> [TO BE DONE]: With the pictures left out, copy the listing below exactly.

> [SUPPLIED DATA]:
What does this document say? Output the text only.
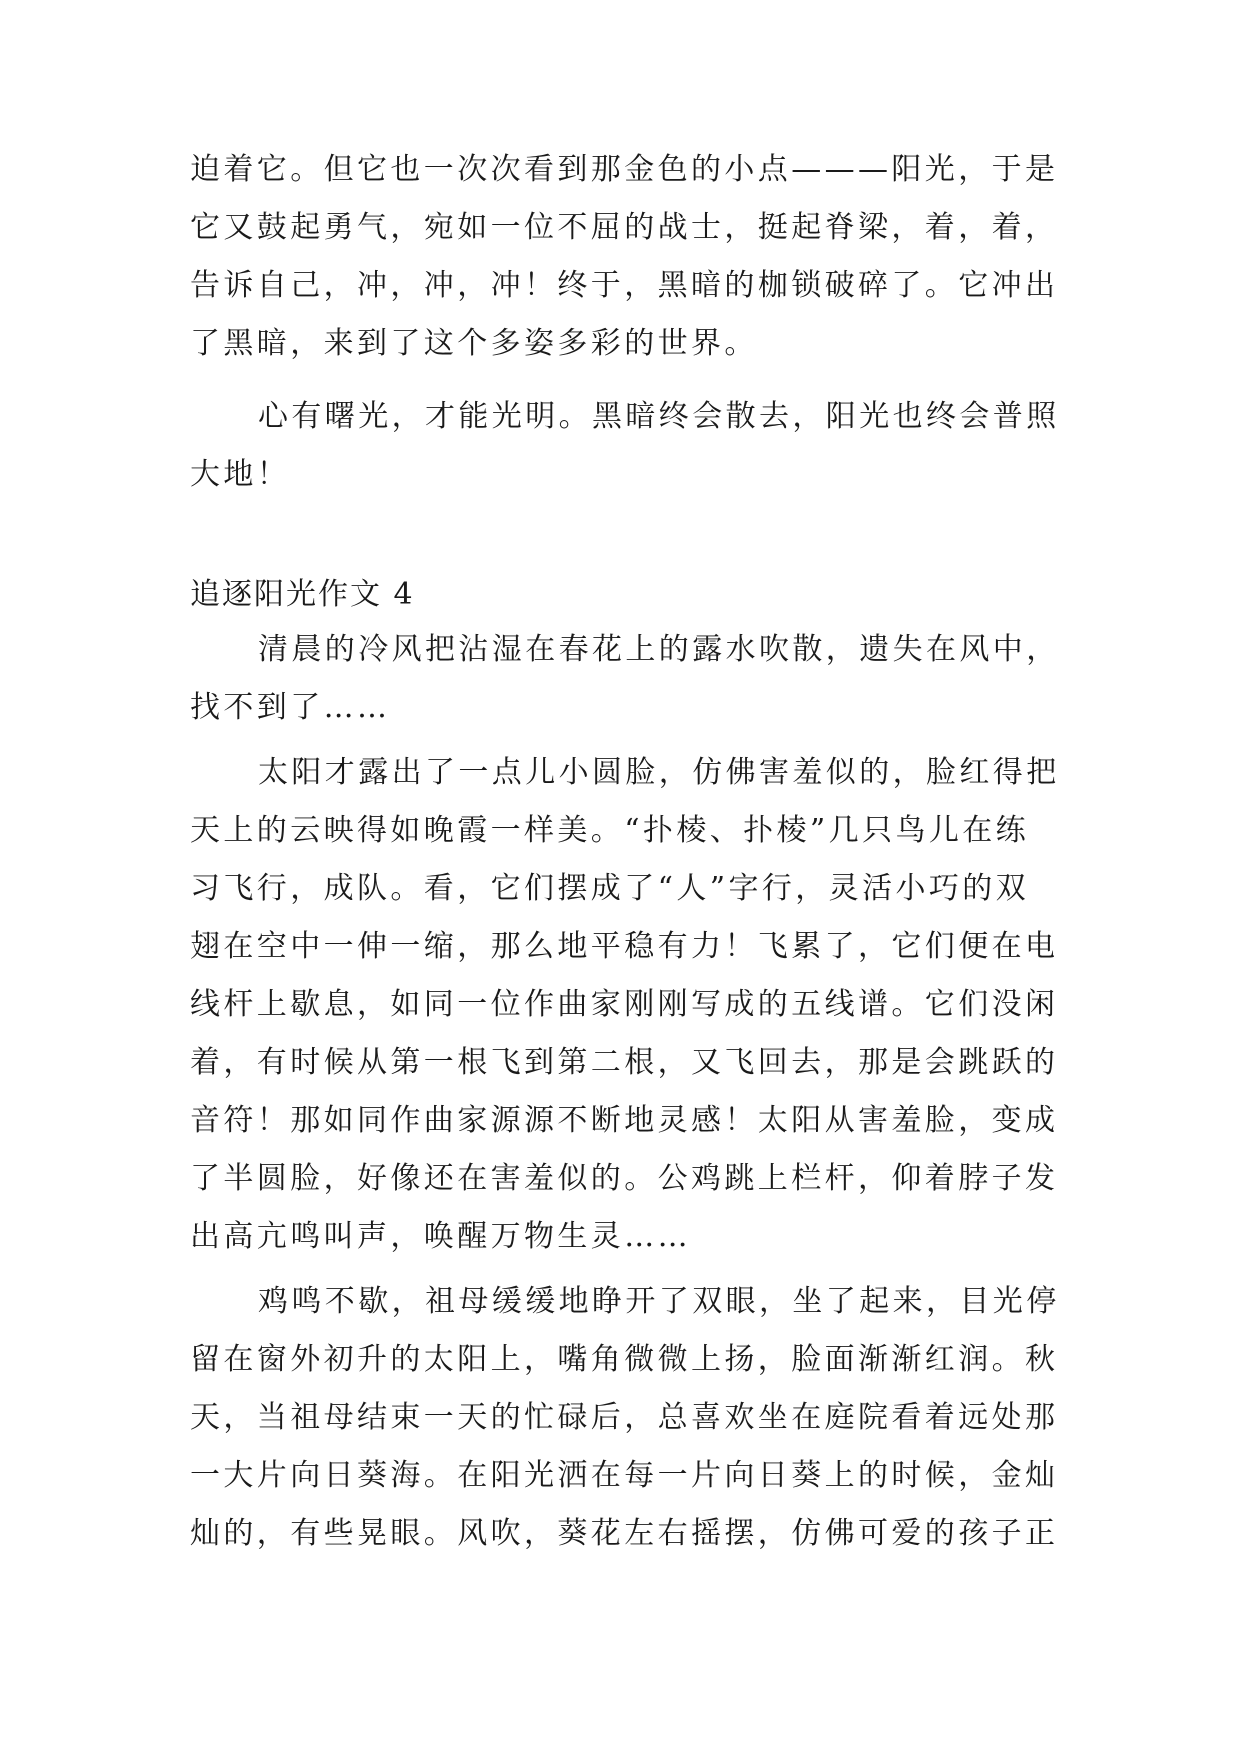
迫着它。但它也一次次看到那金色的小点———阳光，于是
它又鼓起勇气，宛如一位不屈的战士，挺起脊梁，着，着，
告诉自己，冲，冲，冲！终于，黑暗的枷锁破碎了。它冲出
了黑暗，来到了这个多姿多彩的世界。
心有曙光，才能光明。黑暗终会散去，阳光也终会普照
大地！
追逐阳光作文 4
清晨的冷风把沾湿在春花上的露水吹散，遗失在风中，
找不到了……
太阳才露出了一点儿小圆脸，仿佛害羞似的，脸红得把
天上的云映得如晚霞一样美。“扑棱、扑棱”几只鸟儿在练
习飞行，成队。看，它们摆成了“人”字行，灵活小巧的双
翅在空中一伸一缩，那么地平稳有力！飞累了，它们便在电
线杆上歇息，如同一位作曲家刚刚写成的五线谱。它们没闲
着，有时候从第一根飞到第二根，又飞回去，那是会跳跃的
音符！那如同作曲家源源不断地灵感！太阳从害羞脸，变成
了半圆脸，好像还在害羞似的。公鸡跳上栏杆，仰着脖子发
出高亢鸣叫声，唤醒万物生灵……
鸡鸣不歇，祖母缓缓地睁开了双眼，坐了起来，目光停
留在窗外初升的太阳上，嘴角微微上扬，脸面渐渐红润。秋
天，当祖母结束一天的忙碌后，总喜欢坐在庭院看着远处那
一大片向日葵海。在阳光洒在每一片向日葵上的时候，金灿
灿的，有些晃眼。风吹，葵花左右摇摆，仿佛可爱的孩子正
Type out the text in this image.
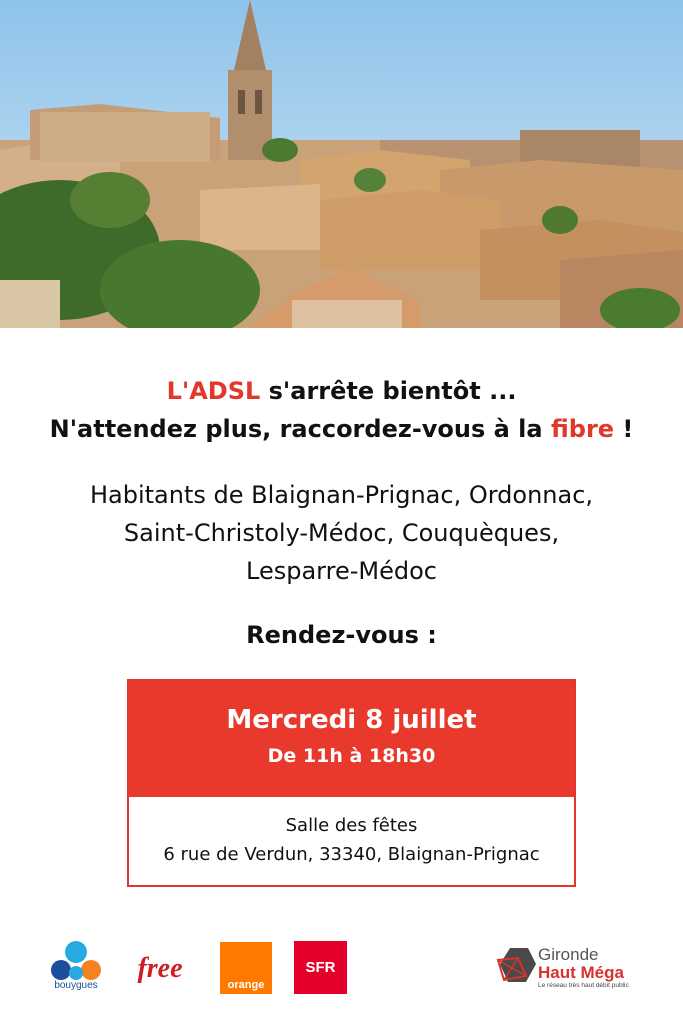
L'ADSL s'arrête bientôt ...
N'attendez plus, raccordez-vous à la fibre !
Habitants de Blaignan-Prignac, Ordonnac,
Saint-Christoly-Médoc, Couquèques,
Lesparre-Médoc
Rendez-vous :
Mercredi 8 juillet
De 11h à 18h30
Salle des fêtes
6 rue de Verdun, 33340, Blaignan-Prignac
bouygues
free
orange
SFR
Gironde
Haut Méga
Le réseau très haut débit public
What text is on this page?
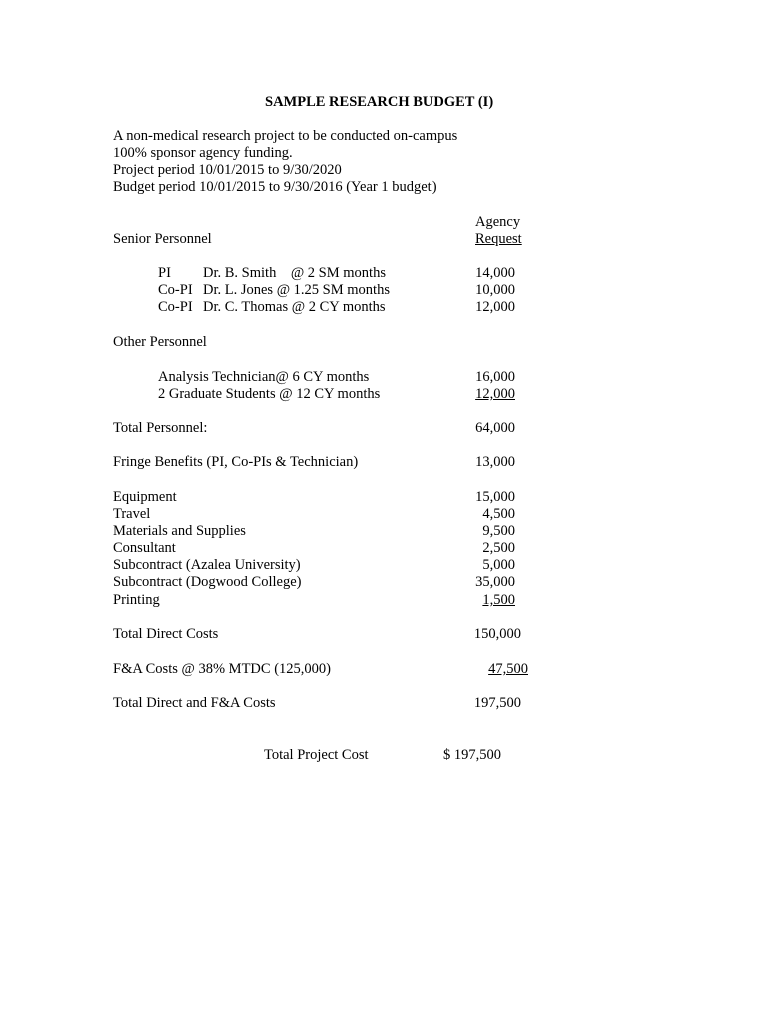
SAMPLE RESEARCH BUDGET (I)
A non-medical research project to be conducted on-campus
100% sponsor agency funding.
Project period 10/01/2015 to 9/30/2020
Budget period 10/01/2015 to 9/30/2016 (Year 1 budget)
Agency
Request
Senior Personnel
PI Dr. B. Smith    @ 2 SM months	14,000
Co-PI Dr. L. Jones @ 1.25 SM months	10,000
Co-PI Dr. C. Thomas @ 2 CY months	12,000
Other Personnel
Analysis Technician@ 6 CY months	16,000
2 Graduate Students @ 12 CY months	12,000
Total Personnel:	64,000
Fringe Benefits (PI, Co-PIs & Technician)	13,000
Equipment	15,000
Travel	4,500
Materials and Supplies	9,500
Consultant	2,500
Subcontract (Azalea University)	5,000
Subcontract (Dogwood College)	35,000
Printing	1,500
Total Direct Costs	150,000
F&A Costs @ 38% MTDC (125,000)	47,500
Total Direct and F&A Costs	197,500
Total Project Cost	$ 197,500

> [COMPLETED EXERCISE]:
What does this document say? Output the text only.
迫着它。但它也一次次看到那金色的小点———阳光，于是
它又鼓起勇气，宛如一位不屈的战士，挺起脊梁，着，着，
告诉自己，冲，冲，冲！终于，黑暗的枷锁破碎了。它冲出
了黑暗，来到了这个多姿多彩的世界。
心有曙光，才能光明。黑暗终会散去，阳光也终会普照
大地！
追逐阳光作文 4
清晨的冷风把沾湿在春花上的露水吹散，遗失在风中，
找不到了……
太阳才露出了一点儿小圆脸，仿佛害羞似的，脸红得把
天上的云映得如晚霞一样美。“扑棱、扑棱”几只鸟儿在练
习飞行，成队。看，它们摆成了“人”字行，灵活小巧的双
翅在空中一伸一缩，那么地平稳有力！飞累了，它们便在电
线杆上歇息，如同一位作曲家刚刚写成的五线谱。它们没闲
着，有时候从第一根飞到第二根，又飞回去，那是会跳跃的
音符！那如同作曲家源源不断地灵感！太阳从害羞脸，变成
了半圆脸，好像还在害羞似的。公鸡跳上栏杆，仰着脖子发
出高亢鸣叫声，唤醒万物生灵……
鸡鸣不歇，祖母缓缓地睁开了双眼，坐了起来，目光停
留在窗外初升的太阳上，嘴角微微上扬，脸面渐渐红润。秋
天，当祖母结束一天的忙碌后，总喜欢坐在庭院看着远处那
一大片向日葵海。在阳光洒在每一片向日葵上的时候，金灿
灿的，有些晃眼。风吹，葵花左右摇摆，仿佛可爱的孩子正
Type out the text in this image.
L'ADSL s'arrête bientôt ...
N'attendez plus, raccordez-vous à la fibre !
Habitants de Blaignan-Prignac, Ordonnac,
Saint-Christoly-Médoc, Couquèques,
Lesparre-Médoc
Rendez-vous :
Mercredi 8 juillet
De 11h à 18h30
Salle des fêtes
6 rue de Verdun, 33340, Blaignan-Prignac
bouygues
free
orange
SFR
Gironde
Haut Méga
Le réseau très haut débit public
What text is on this page?
SAMPLE RESEARCH BUDGET (I)
A non-medical research project to be conducted on-campus
100% sponsor agency funding.
Project period 10/01/2015 to 9/30/2020
Budget period 10/01/2015 to 9/30/2016 (Year 1 budget)
Agency
Request
Senior Personnel
PI Dr. B. Smith    @ 2 SM months	14,000
Co-PI Dr. L. Jones @ 1.25 SM months	10,000
Co-PI Dr. C. Thomas @ 2 CY months	12,000
Other Personnel
Analysis Technician@ 6 CY months	16,000
2 Graduate Students @ 12 CY months	12,000
Total Personnel:	64,000
Fringe Benefits (PI, Co-PIs & Technician)	13,000
Equipment	15,000
Travel	4,500
Materials and Supplies	9,500
Consultant	2,500
Subcontract (Azalea University)	5,000
Subcontract (Dogwood College)	35,000
Printing	1,500
Total Direct Costs	150,000
F&A Costs @ 38% MTDC (125,000)	47,500
Total Direct and F&A Costs	197,500
Total Project Cost	$ 197,500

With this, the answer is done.